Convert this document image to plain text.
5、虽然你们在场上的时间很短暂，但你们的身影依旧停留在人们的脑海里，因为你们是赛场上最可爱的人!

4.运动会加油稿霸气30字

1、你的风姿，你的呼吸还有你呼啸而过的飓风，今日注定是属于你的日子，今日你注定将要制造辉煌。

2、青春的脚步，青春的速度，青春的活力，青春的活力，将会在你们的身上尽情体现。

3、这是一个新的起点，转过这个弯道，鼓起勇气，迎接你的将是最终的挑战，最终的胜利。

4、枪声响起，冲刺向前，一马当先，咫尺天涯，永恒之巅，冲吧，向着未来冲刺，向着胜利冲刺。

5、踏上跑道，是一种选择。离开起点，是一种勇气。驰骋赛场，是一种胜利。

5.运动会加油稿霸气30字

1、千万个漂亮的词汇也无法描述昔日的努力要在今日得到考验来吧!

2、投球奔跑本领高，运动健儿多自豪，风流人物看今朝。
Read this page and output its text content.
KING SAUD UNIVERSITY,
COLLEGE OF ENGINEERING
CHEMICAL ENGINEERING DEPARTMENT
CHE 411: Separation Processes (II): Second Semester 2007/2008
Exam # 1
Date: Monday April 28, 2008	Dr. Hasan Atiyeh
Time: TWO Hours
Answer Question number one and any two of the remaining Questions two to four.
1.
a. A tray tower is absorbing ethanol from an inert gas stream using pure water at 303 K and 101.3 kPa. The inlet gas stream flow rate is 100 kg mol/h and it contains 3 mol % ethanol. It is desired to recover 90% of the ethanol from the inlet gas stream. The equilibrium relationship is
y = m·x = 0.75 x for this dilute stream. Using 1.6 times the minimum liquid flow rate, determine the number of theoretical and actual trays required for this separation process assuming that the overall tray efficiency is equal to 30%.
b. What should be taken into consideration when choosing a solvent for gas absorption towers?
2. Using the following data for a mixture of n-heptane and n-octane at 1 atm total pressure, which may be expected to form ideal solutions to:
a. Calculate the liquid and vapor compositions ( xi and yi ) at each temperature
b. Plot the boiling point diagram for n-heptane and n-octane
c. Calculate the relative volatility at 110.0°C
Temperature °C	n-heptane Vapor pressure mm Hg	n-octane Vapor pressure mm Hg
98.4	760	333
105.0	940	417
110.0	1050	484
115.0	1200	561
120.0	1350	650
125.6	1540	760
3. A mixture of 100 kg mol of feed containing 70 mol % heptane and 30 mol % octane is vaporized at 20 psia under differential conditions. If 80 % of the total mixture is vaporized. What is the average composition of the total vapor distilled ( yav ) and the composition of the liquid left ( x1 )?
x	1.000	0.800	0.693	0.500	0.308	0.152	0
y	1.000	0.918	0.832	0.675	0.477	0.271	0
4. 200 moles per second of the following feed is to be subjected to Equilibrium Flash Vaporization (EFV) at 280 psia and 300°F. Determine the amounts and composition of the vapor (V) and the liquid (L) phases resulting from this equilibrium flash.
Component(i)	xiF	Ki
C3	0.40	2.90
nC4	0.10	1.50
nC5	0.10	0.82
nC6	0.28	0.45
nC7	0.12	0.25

Work instructions –
What is the number of lines holding the word "heptane"? State it alone.

Complete response –
4